DATA PROVIDED —
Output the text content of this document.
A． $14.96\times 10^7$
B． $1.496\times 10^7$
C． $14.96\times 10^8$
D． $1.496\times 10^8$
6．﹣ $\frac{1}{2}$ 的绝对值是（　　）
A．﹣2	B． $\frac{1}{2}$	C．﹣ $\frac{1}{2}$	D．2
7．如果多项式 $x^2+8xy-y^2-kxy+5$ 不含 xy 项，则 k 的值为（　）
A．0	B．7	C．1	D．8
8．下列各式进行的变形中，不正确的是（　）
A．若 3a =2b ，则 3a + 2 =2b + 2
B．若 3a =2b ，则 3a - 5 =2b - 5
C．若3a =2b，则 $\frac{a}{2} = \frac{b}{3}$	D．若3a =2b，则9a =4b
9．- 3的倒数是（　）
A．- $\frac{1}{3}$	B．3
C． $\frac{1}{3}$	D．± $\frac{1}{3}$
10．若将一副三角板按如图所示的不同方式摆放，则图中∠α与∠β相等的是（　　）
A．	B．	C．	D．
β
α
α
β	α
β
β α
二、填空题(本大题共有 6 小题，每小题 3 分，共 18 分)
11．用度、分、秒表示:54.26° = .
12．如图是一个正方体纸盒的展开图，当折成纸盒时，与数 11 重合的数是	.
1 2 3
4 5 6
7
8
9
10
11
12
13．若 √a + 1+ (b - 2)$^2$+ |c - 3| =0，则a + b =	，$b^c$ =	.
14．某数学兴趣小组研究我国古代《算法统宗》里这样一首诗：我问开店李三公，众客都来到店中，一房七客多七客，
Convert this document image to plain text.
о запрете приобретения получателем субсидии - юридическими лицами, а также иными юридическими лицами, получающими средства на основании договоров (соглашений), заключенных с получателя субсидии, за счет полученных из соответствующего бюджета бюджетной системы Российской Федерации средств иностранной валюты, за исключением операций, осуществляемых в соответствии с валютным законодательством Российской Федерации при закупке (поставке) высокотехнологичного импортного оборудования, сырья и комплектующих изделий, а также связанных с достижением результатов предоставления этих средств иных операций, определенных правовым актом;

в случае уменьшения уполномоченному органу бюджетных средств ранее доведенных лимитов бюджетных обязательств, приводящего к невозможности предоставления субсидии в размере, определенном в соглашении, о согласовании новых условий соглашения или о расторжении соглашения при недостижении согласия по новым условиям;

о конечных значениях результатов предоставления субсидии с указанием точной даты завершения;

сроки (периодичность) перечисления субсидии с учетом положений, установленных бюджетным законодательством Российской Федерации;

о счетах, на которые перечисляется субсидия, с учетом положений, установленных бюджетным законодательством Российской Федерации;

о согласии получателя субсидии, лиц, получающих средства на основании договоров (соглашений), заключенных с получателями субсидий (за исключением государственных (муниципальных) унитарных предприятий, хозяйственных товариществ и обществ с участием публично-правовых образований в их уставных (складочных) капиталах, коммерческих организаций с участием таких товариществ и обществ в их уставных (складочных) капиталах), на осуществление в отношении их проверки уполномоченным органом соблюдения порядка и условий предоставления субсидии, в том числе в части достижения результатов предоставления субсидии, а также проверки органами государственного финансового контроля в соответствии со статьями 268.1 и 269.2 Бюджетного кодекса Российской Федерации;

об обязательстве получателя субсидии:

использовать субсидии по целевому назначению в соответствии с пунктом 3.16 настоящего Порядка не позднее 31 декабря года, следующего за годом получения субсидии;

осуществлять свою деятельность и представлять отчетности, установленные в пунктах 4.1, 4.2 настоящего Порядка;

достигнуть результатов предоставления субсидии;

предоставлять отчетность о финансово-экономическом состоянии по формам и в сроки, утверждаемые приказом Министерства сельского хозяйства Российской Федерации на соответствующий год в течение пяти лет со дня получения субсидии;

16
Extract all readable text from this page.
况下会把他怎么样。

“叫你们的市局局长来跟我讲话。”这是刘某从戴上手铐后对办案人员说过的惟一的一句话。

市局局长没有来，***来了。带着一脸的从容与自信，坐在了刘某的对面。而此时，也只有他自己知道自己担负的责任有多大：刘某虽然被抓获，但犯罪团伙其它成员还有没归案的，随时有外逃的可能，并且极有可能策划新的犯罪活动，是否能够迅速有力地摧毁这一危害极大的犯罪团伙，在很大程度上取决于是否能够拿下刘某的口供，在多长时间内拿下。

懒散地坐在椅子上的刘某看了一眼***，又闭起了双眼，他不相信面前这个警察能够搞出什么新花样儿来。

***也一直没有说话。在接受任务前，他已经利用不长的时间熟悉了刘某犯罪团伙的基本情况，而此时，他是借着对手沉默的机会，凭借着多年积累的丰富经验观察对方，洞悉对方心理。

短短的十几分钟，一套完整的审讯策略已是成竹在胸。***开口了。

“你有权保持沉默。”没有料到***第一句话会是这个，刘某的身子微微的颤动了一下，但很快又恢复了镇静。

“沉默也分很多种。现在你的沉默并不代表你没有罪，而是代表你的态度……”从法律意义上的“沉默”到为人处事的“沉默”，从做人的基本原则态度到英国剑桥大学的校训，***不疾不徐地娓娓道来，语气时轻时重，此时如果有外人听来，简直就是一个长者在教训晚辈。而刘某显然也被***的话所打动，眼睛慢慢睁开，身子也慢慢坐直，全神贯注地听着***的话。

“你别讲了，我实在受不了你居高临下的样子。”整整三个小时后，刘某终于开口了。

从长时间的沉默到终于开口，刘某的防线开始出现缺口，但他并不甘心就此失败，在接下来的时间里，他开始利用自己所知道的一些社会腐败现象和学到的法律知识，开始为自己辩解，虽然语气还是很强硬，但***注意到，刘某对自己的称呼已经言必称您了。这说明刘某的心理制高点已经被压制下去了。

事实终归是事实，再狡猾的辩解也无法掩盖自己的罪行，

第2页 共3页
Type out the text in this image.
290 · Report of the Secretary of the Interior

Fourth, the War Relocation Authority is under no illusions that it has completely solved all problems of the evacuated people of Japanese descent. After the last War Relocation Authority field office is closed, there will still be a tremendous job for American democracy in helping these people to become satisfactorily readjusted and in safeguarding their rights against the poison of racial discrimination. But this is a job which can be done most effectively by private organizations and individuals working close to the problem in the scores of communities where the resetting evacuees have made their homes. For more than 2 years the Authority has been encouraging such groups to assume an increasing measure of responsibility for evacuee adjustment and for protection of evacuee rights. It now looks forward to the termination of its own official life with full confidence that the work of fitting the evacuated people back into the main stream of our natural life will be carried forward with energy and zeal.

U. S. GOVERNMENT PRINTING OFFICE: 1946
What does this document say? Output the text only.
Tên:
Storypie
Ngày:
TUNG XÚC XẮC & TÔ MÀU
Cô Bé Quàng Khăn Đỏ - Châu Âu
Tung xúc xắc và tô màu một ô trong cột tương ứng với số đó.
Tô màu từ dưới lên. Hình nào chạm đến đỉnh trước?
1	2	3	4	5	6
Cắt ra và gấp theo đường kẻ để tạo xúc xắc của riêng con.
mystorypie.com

GIVEN EXERCISE — Extract every record. Keep wording exact.

COMPLETE ANSWER —
Output the text content of this document.
A． $14.96\times 10^7$
B． $1.496\times 10^7$
C． $14.96\times 10^8$
D． $1.496\times 10^8$
6．﹣ $\frac{1}{2}$ 的绝对值是（　　）
A．﹣2	B． $\frac{1}{2}$	C．﹣ $\frac{1}{2}$	D．2
7．如果多项式 $x^2+8xy-y^2-kxy+5$ 不含 xy 项，则 k 的值为（　）
A．0	B．7	C．1	D．8
8．下列各式进行的变形中，不正确的是（　）
A．若 3a =2b ，则 3a + 2 =2b + 2
B．若 3a =2b ，则 3a - 5 =2b - 5
C．若3a =2b，则 $\frac{a}{2} = \frac{b}{3}$	D．若3a =2b，则9a =4b
9．- 3的倒数是（　）
A．- $\frac{1}{3}$	B．3
C． $\frac{1}{3}$	D．± $\frac{1}{3}$
10．若将一副三角板按如图所示的不同方式摆放，则图中∠α与∠β相等的是（　　）
A．	B．	C．	D．
β
α
α
β	α
β
β α
二、填空题(本大题共有 6 小题，每小题 3 分，共 18 分)
11．用度、分、秒表示:54.26° = .
12．如图是一个正方体纸盒的展开图，当折成纸盒时，与数 11 重合的数是	.
1 2 3
4 5 6
7
8
9
10
11
12
13．若 √a + 1+ (b - 2)$^2$+ |c - 3| =0，则a + b =	，$b^c$ =	.
14．某数学兴趣小组研究我国古代《算法统宗》里这样一首诗：我问开店李三公，众客都来到店中，一房七客多七客，
Convert this document image to plain text.
о запрете приобретения получателем субсидии - юридическими лицами, а также иными юридическими лицами, получающими средства на основании договоров (соглашений), заключенных с получателя субсидии, за счет полученных из соответствующего бюджета бюджетной системы Российской Федерации средств иностранной валюты, за исключением операций, осуществляемых в соответствии с валютным законодательством Российской Федерации при закупке (поставке) высокотехнологичного импортного оборудования, сырья и комплектующих изделий, а также связанных с достижением результатов предоставления этих средств иных операций, определенных правовым актом;

в случае уменьшения уполномоченному органу бюджетных средств ранее доведенных лимитов бюджетных обязательств, приводящего к невозможности предоставления субсидии в размере, определенном в соглашении, о согласовании новых условий соглашения или о расторжении соглашения при недостижении согласия по новым условиям;

о конечных значениях результатов предоставления субсидии с указанием точной даты завершения;

сроки (периодичность) перечисления субсидии с учетом положений, установленных бюджетным законодательством Российской Федерации;

о счетах, на которые перечисляется субсидия, с учетом положений, установленных бюджетным законодательством Российской Федерации;

о согласии получателя субсидии, лиц, получающих средства на основании договоров (соглашений), заключенных с получателями субсидий (за исключением государственных (муниципальных) унитарных предприятий, хозяйственных товариществ и обществ с участием публично-правовых образований в их уставных (складочных) капиталах, коммерческих организаций с участием таких товариществ и обществ в их уставных (складочных) капиталах), на осуществление в отношении их проверки уполномоченным органом соблюдения порядка и условий предоставления субсидии, в том числе в части достижения результатов предоставления субсидии, а также проверки органами государственного финансового контроля в соответствии со статьями 268.1 и 269.2 Бюджетного кодекса Российской Федерации;

об обязательстве получателя субсидии:

использовать субсидии по целевому назначению в соответствии с пунктом 3.16 настоящего Порядка не позднее 31 декабря года, следующего за годом получения субсидии;

осуществлять свою деятельность и представлять отчетности, установленные в пунктах 4.1, 4.2 настоящего Порядка;

достигнуть результатов предоставления субсидии;

предоставлять отчетность о финансово-экономическом состоянии по формам и в сроки, утверждаемые приказом Министерства сельского хозяйства Российской Федерации на соответствующий год в течение пяти лет со дня получения субсидии;

16
Extract all readable text from this page.
况下会把他怎么样。

“叫你们的市局局长来跟我讲话。”这是刘某从戴上手铐后对办案人员说过的惟一的一句话。

市局局长没有来，***来了。带着一脸的从容与自信，坐在了刘某的对面。而此时，也只有他自己知道自己担负的责任有多大：刘某虽然被抓获，但犯罪团伙其它成员还有没归案的，随时有外逃的可能，并且极有可能策划新的犯罪活动，是否能够迅速有力地摧毁这一危害极大的犯罪团伙，在很大程度上取决于是否能够拿下刘某的口供，在多长时间内拿下。

懒散地坐在椅子上的刘某看了一眼***，又闭起了双眼，他不相信面前这个警察能够搞出什么新花样儿来。

***也一直没有说话。在接受任务前，他已经利用不长的时间熟悉了刘某犯罪团伙的基本情况，而此时，他是借着对手沉默的机会，凭借着多年积累的丰富经验观察对方，洞悉对方心理。

短短的十几分钟，一套完整的审讯策略已是成竹在胸。***开口了。

“你有权保持沉默。”没有料到***第一句话会是这个，刘某的身子微微的颤动了一下，但很快又恢复了镇静。

“沉默也分很多种。现在你的沉默并不代表你没有罪，而是代表你的态度……”从法律意义上的“沉默”到为人处事的“沉默”，从做人的基本原则态度到英国剑桥大学的校训，***不疾不徐地娓娓道来，语气时轻时重，此时如果有外人听来，简直就是一个长者在教训晚辈。而刘某显然也被***的话所打动，眼睛慢慢睁开，身子也慢慢坐直，全神贯注地听着***的话。

“你别讲了，我实在受不了你居高临下的样子。”整整三个小时后，刘某终于开口了。

从长时间的沉默到终于开口，刘某的防线开始出现缺口，但他并不甘心就此失败，在接下来的时间里，他开始利用自己所知道的一些社会腐败现象和学到的法律知识，开始为自己辩解，虽然语气还是很强硬，但***注意到，刘某对自己的称呼已经言必称您了。这说明刘某的心理制高点已经被压制下去了。

事实终归是事实，再狡猾的辩解也无法掩盖自己的罪行，

第2页 共3页
Type out the text in this image.
290 · Report of the Secretary of the Interior

Fourth, the War Relocation Authority is under no illusions that it has completely solved all problems of the evacuated people of Japanese descent. After the last War Relocation Authority field office is closed, there will still be a tremendous job for American democracy in helping these people to become satisfactorily readjusted and in safeguarding their rights against the poison of racial discrimination. But this is a job which can be done most effectively by private organizations and individuals working close to the problem in the scores of communities where the resetting evacuees have made their homes. For more than 2 years the Authority has been encouraging such groups to assume an increasing measure of responsibility for evacuee adjustment and for protection of evacuee rights. It now looks forward to the termination of its own official life with full confidence that the work of fitting the evacuated people back into the main stream of our natural life will be carried forward with energy and zeal.

U. S. GOVERNMENT PRINTING OFFICE: 1946
What does this document say? Output the text only.
Tên:
Storypie
Ngày:
TUNG XÚC XẮC & TÔ MÀU
Cô Bé Quàng Khăn Đỏ - Châu Âu
Tung xúc xắc và tô màu một ô trong cột tương ứng với số đó.
Tô màu từ dưới lên. Hình nào chạm đến đỉnh trước?
1	2	3	4	5	6
Cắt ra và gấp theo đường kẻ để tạo xúc xắc của riêng con.
mystorypie.com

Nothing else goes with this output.